Records for processing:
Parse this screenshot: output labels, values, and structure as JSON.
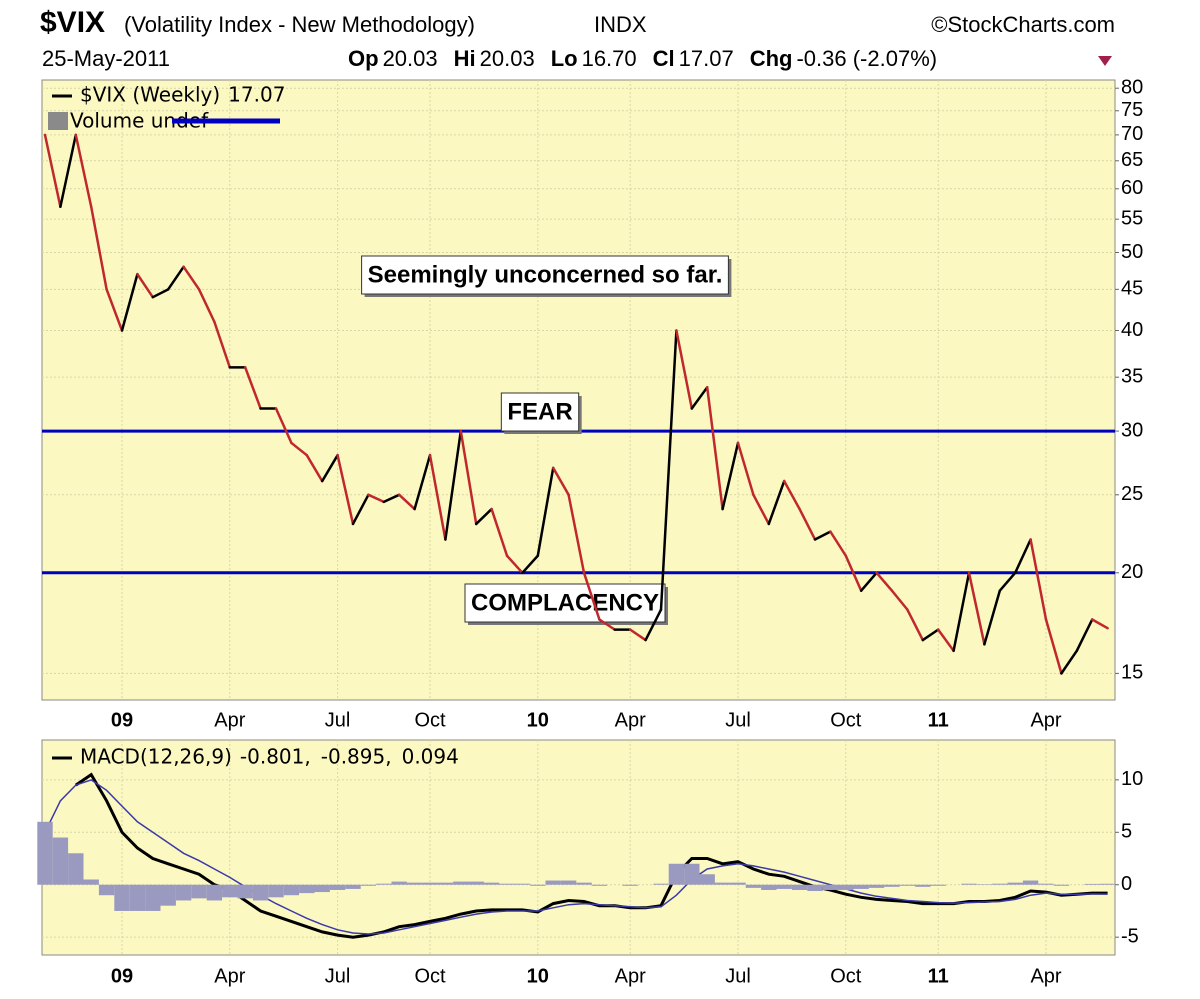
{
  "header": {
    "symbol": "$VIX",
    "description": "(Volatility Index - New Methodology)",
    "exchange": "INDX",
    "source": "©StockCharts.com",
    "date": "25-May-2011",
    "quote": [
      {
        "label": "Op",
        "value": "20.03"
      },
      {
        "label": "Hi",
        "value": "20.03"
      },
      {
        "label": "Lo",
        "value": "16.70"
      },
      {
        "label": "Cl",
        "value": "17.07"
      },
      {
        "label": "Chg",
        "value": "-0.36 (-2.07%)"
      }
    ]
  },
  "chart_data": [
    {
      "type": "line",
      "log_scale": true,
      "grid": true,
      "categories": [
        null,
        null,
        null,
        null,
        null,
        "09",
        null,
        null,
        null,
        null,
        null,
        null,
        "Apr",
        null,
        null,
        null,
        null,
        null,
        null,
        "Jul",
        null,
        null,
        null,
        null,
        null,
        "Oct",
        null,
        null,
        null,
        null,
        null,
        null,
        "10",
        null,
        null,
        null,
        null,
        null,
        "Apr",
        null,
        null,
        null,
        null,
        null,
        null,
        "Jul",
        null,
        null,
        null,
        null,
        null,
        null,
        "Oct",
        null,
        null,
        null,
        null,
        null,
        "11",
        null,
        null,
        null,
        null,
        null,
        null,
        "Apr",
        null,
        null,
        null,
        null
      ],
      "series": [
        {
          "name": "$VIX (Weekly)",
          "color": "#c0282d",
          "up_color": "#000000",
          "values": [
            70,
            57,
            70,
            57,
            45,
            40,
            47,
            44,
            45,
            48,
            45,
            41,
            36,
            36,
            32,
            32,
            29,
            28,
            26,
            28,
            23,
            25,
            24.5,
            25,
            24,
            28,
            22,
            30,
            23,
            24,
            21,
            20,
            21,
            27,
            25,
            20,
            17.5,
            17,
            17,
            16.5,
            18,
            40,
            32,
            34,
            24,
            29,
            25,
            23,
            26,
            24,
            22,
            22.5,
            21,
            19,
            20,
            19,
            18,
            16.5,
            17,
            16,
            20,
            16.3,
            19,
            20,
            22,
            17.5,
            15,
            16,
            17.5,
            17.07
          ]
        }
      ],
      "secondary_legend": "Volume undef",
      "ylim": [
        13.9,
        81.9
      ],
      "yticks": [
        15,
        20,
        25,
        30,
        35,
        40,
        45,
        50,
        55,
        60,
        65,
        70,
        75,
        80
      ],
      "hlines": [
        {
          "value": 30,
          "label": "FEAR",
          "color": "#0000c0"
        },
        {
          "value": 20,
          "label": "COMPLACENCY",
          "color": "#0000c0"
        }
      ],
      "annotations": [
        "Seemingly unconcerned so far."
      ]
    },
    {
      "type": "line",
      "grid": true,
      "categories": [
        null,
        null,
        null,
        null,
        null,
        "09",
        null,
        null,
        null,
        null,
        null,
        null,
        "Apr",
        null,
        null,
        null,
        null,
        null,
        null,
        "Jul",
        null,
        null,
        null,
        null,
        null,
        "Oct",
        null,
        null,
        null,
        null,
        null,
        null,
        "10",
        null,
        null,
        null,
        null,
        null,
        "Apr",
        null,
        null,
        null,
        null,
        null,
        null,
        "Jul",
        null,
        null,
        null,
        null,
        null,
        null,
        "Oct",
        null,
        null,
        null,
        null,
        null,
        "11",
        null,
        null,
        null,
        null,
        null,
        null,
        "Apr",
        null,
        null,
        null,
        null
      ],
      "legend_title": "MACD(12,26,9)",
      "legend_separator": ",",
      "series": [
        {
          "name": "MACD",
          "style": "line",
          "color": "#000000",
          "values": [
            null,
            null,
            9.5,
            10.5,
            8,
            5,
            3.5,
            2.5,
            2,
            1.5,
            1,
            0,
            -0.5,
            -1.5,
            -2.5,
            -3,
            -3.5,
            -4,
            -4.5,
            -4.8,
            -5,
            -4.8,
            -4.5,
            -4,
            -3.8,
            -3.5,
            -3.2,
            -2.8,
            -2.5,
            -2.4,
            -2.4,
            -2.4,
            -2.6,
            -1.8,
            -1.5,
            -1.6,
            -2,
            -2,
            -2.2,
            -2.2,
            -2,
            1,
            2.5,
            2.5,
            2,
            2.2,
            1.5,
            1,
            0.8,
            0.3,
            -0.2,
            -0.5,
            -0.9,
            -1.2,
            -1.4,
            -1.5,
            -1.6,
            -1.8,
            -1.8,
            -1.8,
            -1.6,
            -1.6,
            -1.5,
            -1.2,
            -0.6,
            -0.7,
            -1,
            -0.9,
            -0.8,
            -0.801
          ]
        },
        {
          "name": "Signal",
          "style": "line",
          "color": "#3a3aa8",
          "values": [
            5,
            8,
            9.5,
            10,
            9,
            7.5,
            6,
            5,
            4,
            3,
            2.3,
            1.5,
            0.7,
            -0.2,
            -1,
            -1.8,
            -2.5,
            -3.2,
            -3.8,
            -4.3,
            -4.6,
            -4.7,
            -4.6,
            -4.3,
            -4,
            -3.7,
            -3.4,
            -3.1,
            -2.8,
            -2.6,
            -2.5,
            -2.5,
            -2.5,
            -2.2,
            -1.9,
            -1.8,
            -1.9,
            -2,
            -2.1,
            -2.2,
            -2.1,
            -1,
            0.5,
            1.5,
            1.8,
            2,
            1.8,
            1.5,
            1.2,
            0.8,
            0.4,
            0,
            -0.4,
            -0.8,
            -1.1,
            -1.3,
            -1.5,
            -1.6,
            -1.7,
            -1.75,
            -1.7,
            -1.65,
            -1.6,
            -1.4,
            -1,
            -0.8,
            -0.9,
            -0.9,
            -0.88,
            -0.895
          ]
        },
        {
          "name": "Histogram",
          "style": "histogram",
          "color": "#9a9ac0",
          "values": [
            6,
            4.5,
            3,
            0.5,
            -1,
            -2.5,
            -2.5,
            -2.5,
            -2,
            -1.5,
            -1.3,
            -1.5,
            -1.2,
            -1.3,
            -1.5,
            -1.2,
            -1,
            -0.8,
            -0.7,
            -0.5,
            -0.4,
            -0.1,
            0.1,
            0.3,
            0.2,
            0.2,
            0.2,
            0.3,
            0.3,
            0.2,
            0.1,
            0.1,
            -0.1,
            0.4,
            0.4,
            0.2,
            -0.1,
            0,
            -0.1,
            0,
            0.1,
            2,
            2,
            1,
            0.2,
            0.2,
            -0.3,
            -0.5,
            -0.4,
            -0.5,
            -0.6,
            -0.5,
            -0.5,
            -0.4,
            -0.3,
            -0.2,
            -0.1,
            -0.2,
            -0.1,
            0,
            0.1,
            0.05,
            0.1,
            0.2,
            0.4,
            0.1,
            -0.1,
            0,
            0.08,
            0.094
          ]
        }
      ],
      "ylim": [
        -6.7,
        13.8
      ],
      "yticks": [
        -5,
        0,
        5,
        10
      ]
    }
  ]
}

Problem to work on: Repeat the material exactly as it reads, without any of its pictures.

Finished exercise:
Parse this screenshot: output labels, values, and structure as JSON.
{
  "header": {
    "symbol": "$VIX",
    "description": "(Volatility Index - New Methodology)",
    "exchange": "INDX",
    "source": "©StockCharts.com",
    "date": "25-May-2011",
    "quote": [
      {
        "label": "Op",
        "value": "20.03"
      },
      {
        "label": "Hi",
        "value": "20.03"
      },
      {
        "label": "Lo",
        "value": "16.70"
      },
      {
        "label": "Cl",
        "value": "17.07"
      },
      {
        "label": "Chg",
        "value": "-0.36 (-2.07%)"
      }
    ]
  },
  "chart_data": [
    {
      "type": "line",
      "log_scale": true,
      "grid": true,
      "categories": [
        null,
        null,
        null,
        null,
        null,
        "09",
        null,
        null,
        null,
        null,
        null,
        null,
        "Apr",
        null,
        null,
        null,
        null,
        null,
        null,
        "Jul",
        null,
        null,
        null,
        null,
        null,
        "Oct",
        null,
        null,
        null,
        null,
        null,
        null,
        "10",
        null,
        null,
        null,
        null,
        null,
        "Apr",
        null,
        null,
        null,
        null,
        null,
        null,
        "Jul",
        null,
        null,
        null,
        null,
        null,
        null,
        "Oct",
        null,
        null,
        null,
        null,
        null,
        "11",
        null,
        null,
        null,
        null,
        null,
        null,
        "Apr",
        null,
        null,
        null,
        null
      ],
      "series": [
        {
          "name": "$VIX (Weekly)",
          "color": "#c0282d",
          "up_color": "#000000",
          "values": [
            70,
            57,
            70,
            57,
            45,
            40,
            47,
            44,
            45,
            48,
            45,
            41,
            36,
            36,
            32,
            32,
            29,
            28,
            26,
            28,
            23,
            25,
            24.5,
            25,
            24,
            28,
            22,
            30,
            23,
            24,
            21,
            20,
            21,
            27,
            25,
            20,
            17.5,
            17,
            17,
            16.5,
            18,
            40,
            32,
            34,
            24,
            29,
            25,
            23,
            26,
            24,
            22,
            22.5,
            21,
            19,
            20,
            19,
            18,
            16.5,
            17,
            16,
            20,
            16.3,
            19,
            20,
            22,
            17.5,
            15,
            16,
            17.5,
            17.07
          ]
        }
      ],
      "secondary_legend": "Volume undef",
      "ylim": [
        13.9,
        81.9
      ],
      "yticks": [
        15,
        20,
        25,
        30,
        35,
        40,
        45,
        50,
        55,
        60,
        65,
        70,
        75,
        80
      ],
      "hlines": [
        {
          "value": 30,
          "label": "FEAR",
          "color": "#0000c0"
        },
        {
          "value": 20,
          "label": "COMPLACENCY",
          "color": "#0000c0"
        }
      ],
      "annotations": [
        "Seemingly unconcerned so far."
      ]
    },
    {
      "type": "line",
      "grid": true,
      "categories": [
        null,
        null,
        null,
        null,
        null,
        "09",
        null,
        null,
        null,
        null,
        null,
        null,
        "Apr",
        null,
        null,
        null,
        null,
        null,
        null,
        "Jul",
        null,
        null,
        null,
        null,
        null,
        "Oct",
        null,
        null,
        null,
        null,
        null,
        null,
        "10",
        null,
        null,
        null,
        null,
        null,
        "Apr",
        null,
        null,
        null,
        null,
        null,
        null,
        "Jul",
        null,
        null,
        null,
        null,
        null,
        null,
        "Oct",
        null,
        null,
        null,
        null,
        null,
        "11",
        null,
        null,
        null,
        null,
        null,
        null,
        "Apr",
        null,
        null,
        null,
        null
      ],
      "legend_title": "MACD(12,26,9)",
      "legend_separator": ",",
      "series": [
        {
          "name": "MACD",
          "style": "line",
          "color": "#000000",
          "values": [
            null,
            null,
            9.5,
            10.5,
            8,
            5,
            3.5,
            2.5,
            2,
            1.5,
            1,
            0,
            -0.5,
            -1.5,
            -2.5,
            -3,
            -3.5,
            -4,
            -4.5,
            -4.8,
            -5,
            -4.8,
            -4.5,
            -4,
            -3.8,
            -3.5,
            -3.2,
            -2.8,
            -2.5,
            -2.4,
            -2.4,
            -2.4,
            -2.6,
            -1.8,
            -1.5,
            -1.6,
            -2,
            -2,
            -2.2,
            -2.2,
            -2,
            1,
            2.5,
            2.5,
            2,
            2.2,
            1.5,
            1,
            0.8,
            0.3,
            -0.2,
            -0.5,
            -0.9,
            -1.2,
            -1.4,
            -1.5,
            -1.6,
            -1.8,
            -1.8,
            -1.8,
            -1.6,
            -1.6,
            -1.5,
            -1.2,
            -0.6,
            -0.7,
            -1,
            -0.9,
            -0.8,
            -0.801
          ]
        },
        {
          "name": "Signal",
          "style": "line",
          "color": "#3a3aa8",
          "values": [
            5,
            8,
            9.5,
            10,
            9,
            7.5,
            6,
            5,
            4,
            3,
            2.3,
            1.5,
            0.7,
            -0.2,
            -1,
            -1.8,
            -2.5,
            -3.2,
            -3.8,
            -4.3,
            -4.6,
            -4.7,
            -4.6,
            -4.3,
            -4,
            -3.7,
            -3.4,
            -3.1,
            -2.8,
            -2.6,
            -2.5,
            -2.5,
            -2.5,
            -2.2,
            -1.9,
            -1.8,
            -1.9,
            -2,
            -2.1,
            -2.2,
            -2.1,
            -1,
            0.5,
            1.5,
            1.8,
            2,
            1.8,
            1.5,
            1.2,
            0.8,
            0.4,
            0,
            -0.4,
            -0.8,
            -1.1,
            -1.3,
            -1.5,
            -1.6,
            -1.7,
            -1.75,
            -1.7,
            -1.65,
            -1.6,
            -1.4,
            -1,
            -0.8,
            -0.9,
            -0.9,
            -0.88,
            -0.895
          ]
        },
        {
          "name": "Histogram",
          "style": "histogram",
          "color": "#9a9ac0",
          "values": [
            6,
            4.5,
            3,
            0.5,
            -1,
            -2.5,
            -2.5,
            -2.5,
            -2,
            -1.5,
            -1.3,
            -1.5,
            -1.2,
            -1.3,
            -1.5,
            -1.2,
            -1,
            -0.8,
            -0.7,
            -0.5,
            -0.4,
            -0.1,
            0.1,
            0.3,
            0.2,
            0.2,
            0.2,
            0.3,
            0.3,
            0.2,
            0.1,
            0.1,
            -0.1,
            0.4,
            0.4,
            0.2,
            -0.1,
            0,
            -0.1,
            0,
            0.1,
            2,
            2,
            1,
            0.2,
            0.2,
            -0.3,
            -0.5,
            -0.4,
            -0.5,
            -0.6,
            -0.5,
            -0.5,
            -0.4,
            -0.3,
            -0.2,
            -0.1,
            -0.2,
            -0.1,
            0,
            0.1,
            0.05,
            0.1,
            0.2,
            0.4,
            0.1,
            -0.1,
            0,
            0.08,
            0.094
          ]
        }
      ],
      "ylim": [
        -6.7,
        13.8
      ],
      "yticks": [
        -5,
        0,
        5,
        10
      ]
    }
  ]
}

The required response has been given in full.